(WHAT THE TASK REQUIRES) Each line that holds the word "Invoice" is to be identified and copied.

BEGIN ENTRIES SUPPLIED

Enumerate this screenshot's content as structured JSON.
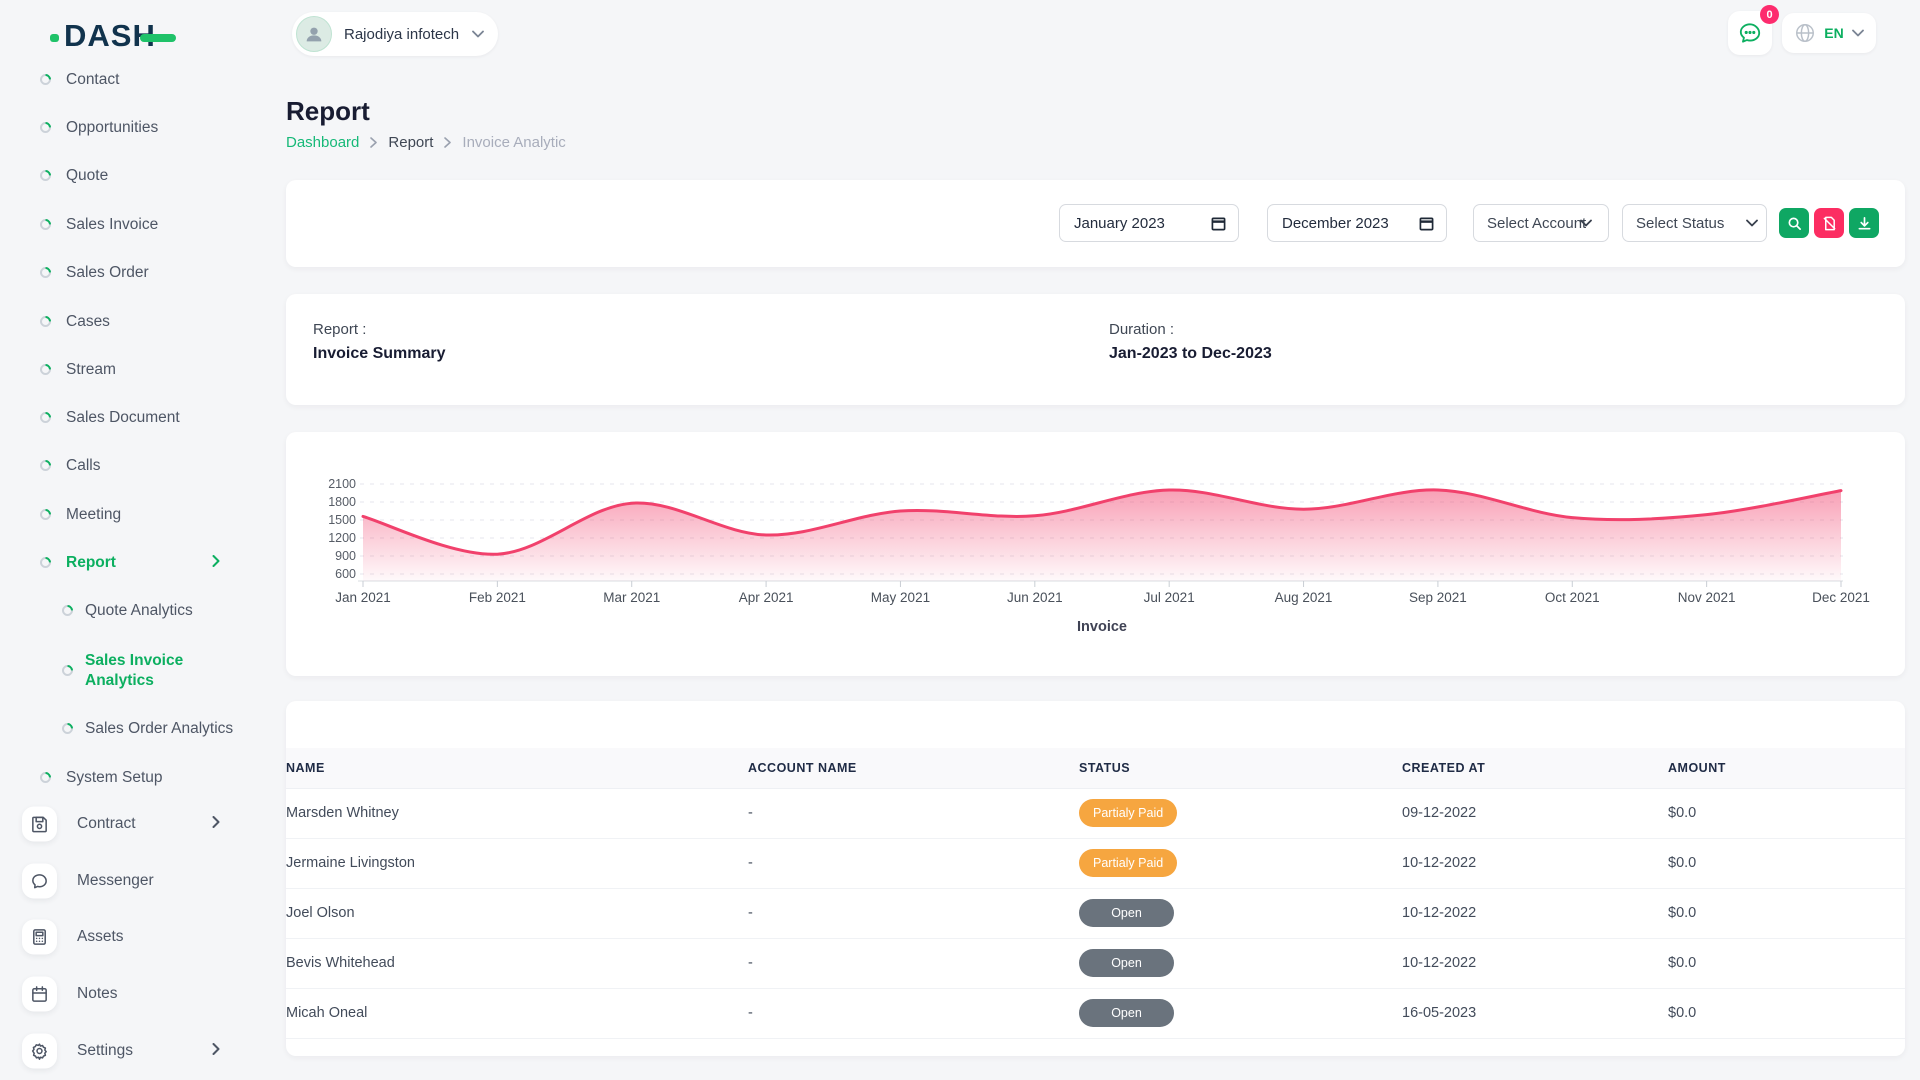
{
  "brand": {
    "logo_text": "DASH"
  },
  "topbar": {
    "workspace": "Rajodiya infotech",
    "notification_count": "0",
    "language": "EN"
  },
  "sidebar": {
    "items": [
      {
        "label": "Contact"
      },
      {
        "label": "Opportunities"
      },
      {
        "label": "Quote"
      },
      {
        "label": "Sales Invoice"
      },
      {
        "label": "Sales Order"
      },
      {
        "label": "Cases"
      },
      {
        "label": "Stream"
      },
      {
        "label": "Sales Document"
      },
      {
        "label": "Calls"
      },
      {
        "label": "Meeting"
      },
      {
        "label": "Report"
      },
      {
        "label": "Quote Analytics"
      },
      {
        "label": "Sales Invoice Analytics"
      },
      {
        "label": "Sales Order Analytics"
      },
      {
        "label": "System Setup"
      },
      {
        "label": "Contract"
      },
      {
        "label": "Messenger"
      },
      {
        "label": "Assets"
      },
      {
        "label": "Notes"
      },
      {
        "label": "Settings"
      }
    ]
  },
  "page": {
    "title": "Report",
    "breadcrumb": {
      "home": "Dashboard",
      "section": "Report",
      "current": "Invoice Analytic"
    }
  },
  "filters": {
    "start_month": "January 2023",
    "end_month": "December 2023",
    "account_placeholder": "Select Account",
    "status_placeholder": "Select Status"
  },
  "summary": {
    "report_label": "Report :",
    "report_value": "Invoice Summary",
    "duration_label": "Duration :",
    "duration_value": "Jan-2023 to Dec-2023"
  },
  "chart_data": {
    "type": "area",
    "title": "Invoice",
    "categories": [
      "Jan 2021",
      "Feb 2021",
      "Mar 2021",
      "Apr 2021",
      "May 2021",
      "Jun 2021",
      "Jul 2021",
      "Aug 2021",
      "Sep 2021",
      "Oct 2021",
      "Nov 2021",
      "Dec 2021"
    ],
    "series": [
      {
        "name": "Invoice",
        "values": [
          1560,
          930,
          1780,
          1250,
          1650,
          1570,
          2000,
          1680,
          2000,
          1540,
          1590,
          1990
        ]
      }
    ],
    "ylim": [
      600,
      2100
    ],
    "yticks": [
      600,
      900,
      1200,
      1500,
      1800,
      2100
    ],
    "grid": "dashed-horizontal",
    "legend_position": "bottom",
    "color": "#f1416c",
    "xlabel": "Invoice",
    "ylabel": ""
  },
  "table": {
    "headers": [
      "NAME",
      "ACCOUNT NAME",
      "STATUS",
      "CREATED AT",
      "AMOUNT"
    ],
    "rows": [
      {
        "name": "Marsden Whitney",
        "account": "-",
        "status": {
          "label": "Partialy Paid",
          "bg": "#f6a640"
        },
        "created": "09-12-2022",
        "amount": "$0.0"
      },
      {
        "name": "Jermaine Livingston",
        "account": "-",
        "status": {
          "label": "Partialy Paid",
          "bg": "#f6a640"
        },
        "created": "10-12-2022",
        "amount": "$0.0"
      },
      {
        "name": "Joel Olson",
        "account": "-",
        "status": {
          "label": "Open",
          "bg": "#6a737d"
        },
        "created": "10-12-2022",
        "amount": "$0.0"
      },
      {
        "name": "Bevis Whitehead",
        "account": "-",
        "status": {
          "label": "Open",
          "bg": "#6a737d"
        },
        "created": "10-12-2022",
        "amount": "$0.0"
      },
      {
        "name": "Micah Oneal",
        "account": "-",
        "status": {
          "label": "Open",
          "bg": "#6a737d"
        },
        "created": "16-05-2023",
        "amount": "$0.0"
      }
    ]
  },
  "colors": {
    "primary_green": "#0caf60",
    "chart_line": "#f1416c",
    "badge_partialy_paid": "#f6a640",
    "badge_open": "#6a737d",
    "pink_button": "#fc2d62"
  }
}
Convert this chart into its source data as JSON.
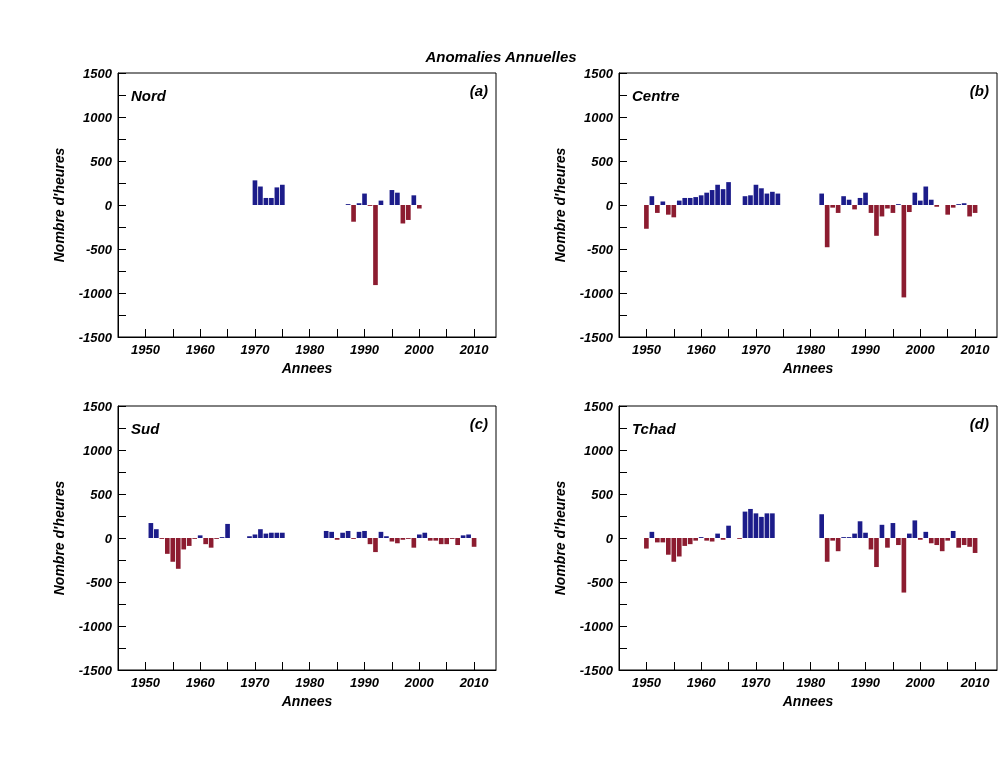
{
  "chart_data": [
    {
      "type": "bar",
      "title": "Nord",
      "xlabel": "Annees",
      "ylabel": "Nombre d'heures",
      "annotations": [
        "Anomalies Annuelles",
        "(a)"
      ],
      "x": [
        1970,
        1971,
        1972,
        1973,
        1974,
        1975,
        1987,
        1988,
        1989,
        1990,
        1991,
        1992,
        1993,
        1995,
        1996,
        1997,
        1998,
        1999,
        2000
      ],
      "values": [
        280,
        210,
        80,
        80,
        200,
        230,
        10,
        -190,
        20,
        130,
        -10,
        -910,
        50,
        170,
        140,
        -210,
        -170,
        110,
        -40
      ],
      "colors": [
        "#1c1c8a",
        "#1c1c8a",
        "#1c1c8a",
        "#1c1c8a",
        "#1c1c8a",
        "#1c1c8a",
        "#1c1c8a",
        "#8c1c30",
        "#1c1c8a",
        "#1c1c8a",
        "#8c1c30",
        "#8c1c30",
        "#1c1c8a",
        "#1c1c8a",
        "#1c1c8a",
        "#8c1c30",
        "#8c1c30",
        "#1c1c8a",
        "#8c1c30"
      ],
      "xlim": [
        1945,
        2014
      ],
      "xticks": [
        1950,
        {
          "value": 1955,
          "label": null
        },
        1960,
        {
          "value": 1965,
          "label": null
        },
        1970,
        {
          "value": 1975,
          "label": null
        },
        1980,
        {
          "value": 1985,
          "label": null
        },
        1990,
        {
          "value": 1995,
          "label": null
        },
        2000,
        {
          "value": 2005,
          "label": null
        },
        2010
      ],
      "ylim": [
        -1500,
        1500
      ],
      "yticks": [
        -1500,
        {
          "value": -1250,
          "label": null
        },
        -1000,
        {
          "value": -750,
          "label": null
        },
        -500,
        {
          "value": -250,
          "label": null
        },
        0,
        {
          "value": 250,
          "label": null
        },
        500,
        {
          "value": 750,
          "label": null
        },
        1000,
        {
          "value": 1250,
          "label": null
        },
        1500
      ]
    },
    {
      "type": "bar",
      "title": "Centre",
      "xlabel": "Annees",
      "ylabel": "Nombre d'heures",
      "annotations": [
        "(b)"
      ],
      "x": [
        1950,
        1951,
        1952,
        1953,
        1954,
        1955,
        1956,
        1957,
        1958,
        1959,
        1960,
        1961,
        1962,
        1963,
        1964,
        1965,
        1968,
        1969,
        1970,
        1971,
        1972,
        1973,
        1974,
        1982,
        1983,
        1984,
        1985,
        1986,
        1987,
        1988,
        1989,
        1990,
        1991,
        1992,
        1993,
        1994,
        1995,
        1996,
        1997,
        1998,
        1999,
        2000,
        2001,
        2002,
        2003,
        2005,
        2006,
        2007,
        2008,
        2009,
        2010
      ],
      "values": [
        -270,
        100,
        -90,
        40,
        -110,
        -140,
        50,
        80,
        80,
        90,
        110,
        140,
        170,
        230,
        180,
        260,
        100,
        110,
        230,
        190,
        130,
        150,
        130,
        130,
        -480,
        -30,
        -90,
        100,
        60,
        -50,
        80,
        140,
        -90,
        -350,
        -130,
        -40,
        -90,
        10,
        -1050,
        -80,
        140,
        50,
        210,
        60,
        -20,
        -110,
        -30,
        10,
        20,
        -130,
        -90
      ],
      "colors": [
        "#8c1c30",
        "#1c1c8a",
        "#8c1c30",
        "#1c1c8a",
        "#8c1c30",
        "#8c1c30",
        "#1c1c8a",
        "#1c1c8a",
        "#1c1c8a",
        "#1c1c8a",
        "#1c1c8a",
        "#1c1c8a",
        "#1c1c8a",
        "#1c1c8a",
        "#1c1c8a",
        "#1c1c8a",
        "#1c1c8a",
        "#1c1c8a",
        "#1c1c8a",
        "#1c1c8a",
        "#1c1c8a",
        "#1c1c8a",
        "#1c1c8a",
        "#1c1c8a",
        "#8c1c30",
        "#8c1c30",
        "#8c1c30",
        "#1c1c8a",
        "#1c1c8a",
        "#8c1c30",
        "#1c1c8a",
        "#1c1c8a",
        "#8c1c30",
        "#8c1c30",
        "#8c1c30",
        "#8c1c30",
        "#8c1c30",
        "#1c1c8a",
        "#8c1c30",
        "#8c1c30",
        "#1c1c8a",
        "#1c1c8a",
        "#1c1c8a",
        "#1c1c8a",
        "#8c1c30",
        "#8c1c30",
        "#8c1c30",
        "#1c1c8a",
        "#1c1c8a",
        "#8c1c30",
        "#8c1c30"
      ],
      "xlim": [
        1945,
        2014
      ],
      "xticks": [
        1950,
        {
          "value": 1955,
          "label": null
        },
        1960,
        {
          "value": 1965,
          "label": null
        },
        1970,
        {
          "value": 1975,
          "label": null
        },
        1980,
        {
          "value": 1985,
          "label": null
        },
        1990,
        {
          "value": 1995,
          "label": null
        },
        2000,
        {
          "value": 2005,
          "label": null
        },
        2010
      ],
      "ylim": [
        -1500,
        1500
      ],
      "yticks": [
        -1500,
        {
          "value": -1250,
          "label": null
        },
        -1000,
        {
          "value": -750,
          "label": null
        },
        -500,
        {
          "value": -250,
          "label": null
        },
        0,
        {
          "value": 250,
          "label": null
        },
        500,
        {
          "value": 750,
          "label": null
        },
        1000,
        {
          "value": 1250,
          "label": null
        },
        1500
      ]
    },
    {
      "type": "bar",
      "title": "Sud",
      "xlabel": "Annees",
      "ylabel": "Nombre d'heures",
      "annotations": [
        "(c)"
      ],
      "x": [
        1951,
        1952,
        1953,
        1954,
        1955,
        1956,
        1957,
        1958,
        1959,
        1960,
        1961,
        1962,
        1963,
        1964,
        1965,
        1969,
        1970,
        1971,
        1972,
        1973,
        1974,
        1975,
        1983,
        1984,
        1985,
        1986,
        1987,
        1988,
        1989,
        1990,
        1991,
        1992,
        1993,
        1994,
        1995,
        1996,
        1997,
        1998,
        1999,
        2000,
        2001,
        2002,
        2003,
        2004,
        2005,
        2006,
        2007,
        2008,
        2009,
        2010
      ],
      "values": [
        170,
        100,
        -10,
        -180,
        -270,
        -350,
        -130,
        -90,
        -10,
        30,
        -70,
        -110,
        -10,
        10,
        160,
        20,
        40,
        100,
        50,
        60,
        60,
        60,
        80,
        70,
        -20,
        60,
        80,
        -10,
        70,
        80,
        -70,
        -160,
        70,
        20,
        -40,
        -60,
        -20,
        -10,
        -110,
        40,
        60,
        -30,
        -30,
        -70,
        -70,
        -10,
        -80,
        30,
        40,
        -100
      ],
      "colors": [
        "#1c1c8a",
        "#1c1c8a",
        "#8c1c30",
        "#8c1c30",
        "#8c1c30",
        "#8c1c30",
        "#8c1c30",
        "#8c1c30",
        "#8c1c30",
        "#1c1c8a",
        "#8c1c30",
        "#8c1c30",
        "#8c1c30",
        "#1c1c8a",
        "#1c1c8a",
        "#1c1c8a",
        "#1c1c8a",
        "#1c1c8a",
        "#1c1c8a",
        "#1c1c8a",
        "#1c1c8a",
        "#1c1c8a",
        "#1c1c8a",
        "#1c1c8a",
        "#8c1c30",
        "#1c1c8a",
        "#1c1c8a",
        "#8c1c30",
        "#1c1c8a",
        "#1c1c8a",
        "#8c1c30",
        "#8c1c30",
        "#1c1c8a",
        "#1c1c8a",
        "#8c1c30",
        "#8c1c30",
        "#8c1c30",
        "#8c1c30",
        "#8c1c30",
        "#1c1c8a",
        "#1c1c8a",
        "#8c1c30",
        "#8c1c30",
        "#8c1c30",
        "#8c1c30",
        "#8c1c30",
        "#8c1c30",
        "#1c1c8a",
        "#1c1c8a",
        "#8c1c30"
      ],
      "xlim": [
        1945,
        2014
      ],
      "xticks": [
        1950,
        {
          "value": 1955,
          "label": null
        },
        1960,
        {
          "value": 1965,
          "label": null
        },
        1970,
        {
          "value": 1975,
          "label": null
        },
        1980,
        {
          "value": 1985,
          "label": null
        },
        1990,
        {
          "value": 1995,
          "label": null
        },
        2000,
        {
          "value": 2005,
          "label": null
        },
        2010
      ],
      "ylim": [
        -1500,
        1500
      ],
      "yticks": [
        -1500,
        {
          "value": -1250,
          "label": null
        },
        -1000,
        {
          "value": -750,
          "label": null
        },
        -500,
        {
          "value": -250,
          "label": null
        },
        0,
        {
          "value": 250,
          "label": null
        },
        500,
        {
          "value": 750,
          "label": null
        },
        1000,
        {
          "value": 1250,
          "label": null
        },
        1500
      ]
    },
    {
      "type": "bar",
      "title": "Tchad",
      "xlabel": "Annees",
      "ylabel": "Nombre d'heures",
      "annotations": [
        "(d)"
      ],
      "x": [
        1950,
        1951,
        1952,
        1953,
        1954,
        1955,
        1956,
        1957,
        1958,
        1959,
        1960,
        1961,
        1962,
        1963,
        1964,
        1965,
        1967,
        1968,
        1969,
        1970,
        1971,
        1972,
        1973,
        1982,
        1983,
        1984,
        1985,
        1986,
        1987,
        1988,
        1989,
        1990,
        1991,
        1992,
        1993,
        1994,
        1995,
        1996,
        1997,
        1998,
        1999,
        2000,
        2001,
        2002,
        2003,
        2004,
        2005,
        2006,
        2007,
        2008,
        2009,
        2010
      ],
      "values": [
        -120,
        70,
        -50,
        -50,
        -190,
        -270,
        -210,
        -90,
        -70,
        -30,
        10,
        -30,
        -40,
        50,
        -20,
        140,
        -10,
        300,
        330,
        280,
        240,
        280,
        280,
        270,
        -270,
        -30,
        -150,
        10,
        10,
        50,
        190,
        60,
        -130,
        -330,
        150,
        -110,
        170,
        -80,
        -620,
        50,
        200,
        -20,
        70,
        -60,
        -80,
        -150,
        -30,
        80,
        -110,
        -80,
        -100,
        -170
      ],
      "colors": [
        "#8c1c30",
        "#1c1c8a",
        "#8c1c30",
        "#8c1c30",
        "#8c1c30",
        "#8c1c30",
        "#8c1c30",
        "#8c1c30",
        "#8c1c30",
        "#8c1c30",
        "#1c1c8a",
        "#8c1c30",
        "#8c1c30",
        "#1c1c8a",
        "#8c1c30",
        "#1c1c8a",
        "#8c1c30",
        "#1c1c8a",
        "#1c1c8a",
        "#1c1c8a",
        "#1c1c8a",
        "#1c1c8a",
        "#1c1c8a",
        "#1c1c8a",
        "#8c1c30",
        "#8c1c30",
        "#8c1c30",
        "#1c1c8a",
        "#1c1c8a",
        "#1c1c8a",
        "#1c1c8a",
        "#1c1c8a",
        "#8c1c30",
        "#8c1c30",
        "#1c1c8a",
        "#8c1c30",
        "#1c1c8a",
        "#8c1c30",
        "#8c1c30",
        "#1c1c8a",
        "#1c1c8a",
        "#8c1c30",
        "#1c1c8a",
        "#8c1c30",
        "#8c1c30",
        "#8c1c30",
        "#8c1c30",
        "#1c1c8a",
        "#8c1c30",
        "#8c1c30",
        "#8c1c30",
        "#8c1c30"
      ],
      "xlim": [
        1945,
        2014
      ],
      "xticks": [
        1950,
        {
          "value": 1955,
          "label": null
        },
        1960,
        {
          "value": 1965,
          "label": null
        },
        1970,
        {
          "value": 1975,
          "label": null
        },
        1980,
        {
          "value": 1985,
          "label": null
        },
        1990,
        {
          "value": 1995,
          "label": null
        },
        2000,
        {
          "value": 2005,
          "label": null
        },
        2010
      ],
      "ylim": [
        -1500,
        1500
      ],
      "yticks": [
        -1500,
        {
          "value": -1250,
          "label": null
        },
        -1000,
        {
          "value": -750,
          "label": null
        },
        -500,
        {
          "value": -250,
          "label": null
        },
        0,
        {
          "value": 250,
          "label": null
        },
        500,
        {
          "value": 750,
          "label": null
        },
        1000,
        {
          "value": 1250,
          "label": null
        },
        1500
      ]
    }
  ]
}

END ENTRIES SUPPLIED

(EXERCISE OUTPUT)
        "label": "Sales Invoice"
        "label": "Sales Invoice Analytics"
      "current": "Invoice Analytic"
    "report_value": "Invoice Summary",
    "title": "Invoice",
        "name": "Invoice",
    "xlabel": "Invoice",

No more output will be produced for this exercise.